▶ [EXCERPTED DATA]
##########

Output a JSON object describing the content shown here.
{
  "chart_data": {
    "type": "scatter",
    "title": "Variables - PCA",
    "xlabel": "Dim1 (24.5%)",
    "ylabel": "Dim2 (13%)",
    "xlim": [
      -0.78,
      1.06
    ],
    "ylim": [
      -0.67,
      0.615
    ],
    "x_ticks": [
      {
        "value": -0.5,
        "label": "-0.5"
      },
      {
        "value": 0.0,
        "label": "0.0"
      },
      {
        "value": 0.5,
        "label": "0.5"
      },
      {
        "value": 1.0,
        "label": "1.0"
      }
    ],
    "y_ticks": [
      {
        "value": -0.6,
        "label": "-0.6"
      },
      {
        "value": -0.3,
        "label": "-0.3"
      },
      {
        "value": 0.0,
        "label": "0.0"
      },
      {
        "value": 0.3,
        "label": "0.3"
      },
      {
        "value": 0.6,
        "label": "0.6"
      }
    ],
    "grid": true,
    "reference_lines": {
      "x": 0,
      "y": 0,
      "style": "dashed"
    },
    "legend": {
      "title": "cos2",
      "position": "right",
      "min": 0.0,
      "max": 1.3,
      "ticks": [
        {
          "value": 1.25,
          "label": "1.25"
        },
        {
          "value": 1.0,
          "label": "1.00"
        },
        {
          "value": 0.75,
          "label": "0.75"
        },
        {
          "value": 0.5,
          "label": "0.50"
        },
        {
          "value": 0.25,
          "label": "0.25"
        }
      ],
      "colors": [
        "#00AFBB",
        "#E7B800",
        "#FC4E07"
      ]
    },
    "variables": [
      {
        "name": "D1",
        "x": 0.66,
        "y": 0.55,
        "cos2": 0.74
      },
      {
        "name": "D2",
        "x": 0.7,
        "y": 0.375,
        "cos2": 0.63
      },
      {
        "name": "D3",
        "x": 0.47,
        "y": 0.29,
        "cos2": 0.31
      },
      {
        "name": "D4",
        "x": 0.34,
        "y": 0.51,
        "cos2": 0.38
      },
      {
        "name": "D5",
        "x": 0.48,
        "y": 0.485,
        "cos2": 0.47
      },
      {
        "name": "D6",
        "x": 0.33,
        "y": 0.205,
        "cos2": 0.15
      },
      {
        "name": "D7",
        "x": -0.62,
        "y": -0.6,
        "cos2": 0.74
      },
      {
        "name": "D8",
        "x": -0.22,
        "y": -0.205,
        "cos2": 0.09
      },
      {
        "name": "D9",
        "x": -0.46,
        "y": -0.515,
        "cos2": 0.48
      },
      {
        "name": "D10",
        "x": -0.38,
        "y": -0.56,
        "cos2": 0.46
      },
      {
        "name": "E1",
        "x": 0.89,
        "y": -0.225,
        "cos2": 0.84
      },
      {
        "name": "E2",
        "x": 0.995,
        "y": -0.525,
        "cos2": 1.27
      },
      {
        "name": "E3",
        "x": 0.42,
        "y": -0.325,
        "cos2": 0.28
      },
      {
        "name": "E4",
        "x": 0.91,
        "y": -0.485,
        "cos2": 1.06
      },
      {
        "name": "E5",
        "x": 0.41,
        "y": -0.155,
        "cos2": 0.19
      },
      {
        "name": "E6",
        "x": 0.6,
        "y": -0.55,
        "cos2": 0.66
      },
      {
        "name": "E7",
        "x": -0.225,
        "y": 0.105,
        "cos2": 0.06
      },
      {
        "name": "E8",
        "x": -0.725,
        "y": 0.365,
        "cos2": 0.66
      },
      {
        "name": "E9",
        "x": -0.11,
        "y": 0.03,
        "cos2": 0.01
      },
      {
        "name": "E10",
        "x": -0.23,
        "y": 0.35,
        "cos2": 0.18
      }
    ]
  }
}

##########

▶ [TASK DETAILS] The listing above must be transcribed exactly, line by line.

▶ [CORRECT OUTPUT]
Output a JSON object describing the content shown here.
{
  "chart_data": {
    "type": "scatter",
    "title": "Variables - PCA",
    "xlabel": "Dim1 (24.5%)",
    "ylabel": "Dim2 (13%)",
    "xlim": [
      -0.78,
      1.06
    ],
    "ylim": [
      -0.67,
      0.615
    ],
    "x_ticks": [
      {
        "value": -0.5,
        "label": "-0.5"
      },
      {
        "value": 0.0,
        "label": "0.0"
      },
      {
        "value": 0.5,
        "label": "0.5"
      },
      {
        "value": 1.0,
        "label": "1.0"
      }
    ],
    "y_ticks": [
      {
        "value": -0.6,
        "label": "-0.6"
      },
      {
        "value": -0.3,
        "label": "-0.3"
      },
      {
        "value": 0.0,
        "label": "0.0"
      },
      {
        "value": 0.3,
        "label": "0.3"
      },
      {
        "value": 0.6,
        "label": "0.6"
      }
    ],
    "grid": true,
    "reference_lines": {
      "x": 0,
      "y": 0,
      "style": "dashed"
    },
    "legend": {
      "title": "cos2",
      "position": "right",
      "min": 0.0,
      "max": 1.3,
      "ticks": [
        {
          "value": 1.25,
          "label": "1.25"
        },
        {
          "value": 1.0,
          "label": "1.00"
        },
        {
          "value": 0.75,
          "label": "0.75"
        },
        {
          "value": 0.5,
          "label": "0.50"
        },
        {
          "value": 0.25,
          "label": "0.25"
        }
      ],
      "colors": [
        "#00AFBB",
        "#E7B800",
        "#FC4E07"
      ]
    },
    "variables": [
      {
        "name": "D1",
        "x": 0.66,
        "y": 0.55,
        "cos2": 0.74
      },
      {
        "name": "D2",
        "x": 0.7,
        "y": 0.375,
        "cos2": 0.63
      },
      {
        "name": "D3",
        "x": 0.47,
        "y": 0.29,
        "cos2": 0.31
      },
      {
        "name": "D4",
        "x": 0.34,
        "y": 0.51,
        "cos2": 0.38
      },
      {
        "name": "D5",
        "x": 0.48,
        "y": 0.485,
        "cos2": 0.47
      },
      {
        "name": "D6",
        "x": 0.33,
        "y": 0.205,
        "cos2": 0.15
      },
      {
        "name": "D7",
        "x": -0.62,
        "y": -0.6,
        "cos2": 0.74
      },
      {
        "name": "D8",
        "x": -0.22,
        "y": -0.205,
        "cos2": 0.09
      },
      {
        "name": "D9",
        "x": -0.46,
        "y": -0.515,
        "cos2": 0.48
      },
      {
        "name": "D10",
        "x": -0.38,
        "y": -0.56,
        "cos2": 0.46
      },
      {
        "name": "E1",
        "x": 0.89,
        "y": -0.225,
        "cos2": 0.84
      },
      {
        "name": "E2",
        "x": 0.995,
        "y": -0.525,
        "cos2": 1.27
      },
      {
        "name": "E3",
        "x": 0.42,
        "y": -0.325,
        "cos2": 0.28
      },
      {
        "name": "E4",
        "x": 0.91,
        "y": -0.485,
        "cos2": 1.06
      },
      {
        "name": "E5",
        "x": 0.41,
        "y": -0.155,
        "cos2": 0.19
      },
      {
        "name": "E6",
        "x": 0.6,
        "y": -0.55,
        "cos2": 0.66
      },
      {
        "name": "E7",
        "x": -0.225,
        "y": 0.105,
        "cos2": 0.06
      },
      {
        "name": "E8",
        "x": -0.725,
        "y": 0.365,
        "cos2": 0.66
      },
      {
        "name": "E9",
        "x": -0.11,
        "y": 0.03,
        "cos2": 0.01
      },
      {
        "name": "E10",
        "x": -0.23,
        "y": 0.35,
        "cos2": 0.18
      }
    ]
  }
}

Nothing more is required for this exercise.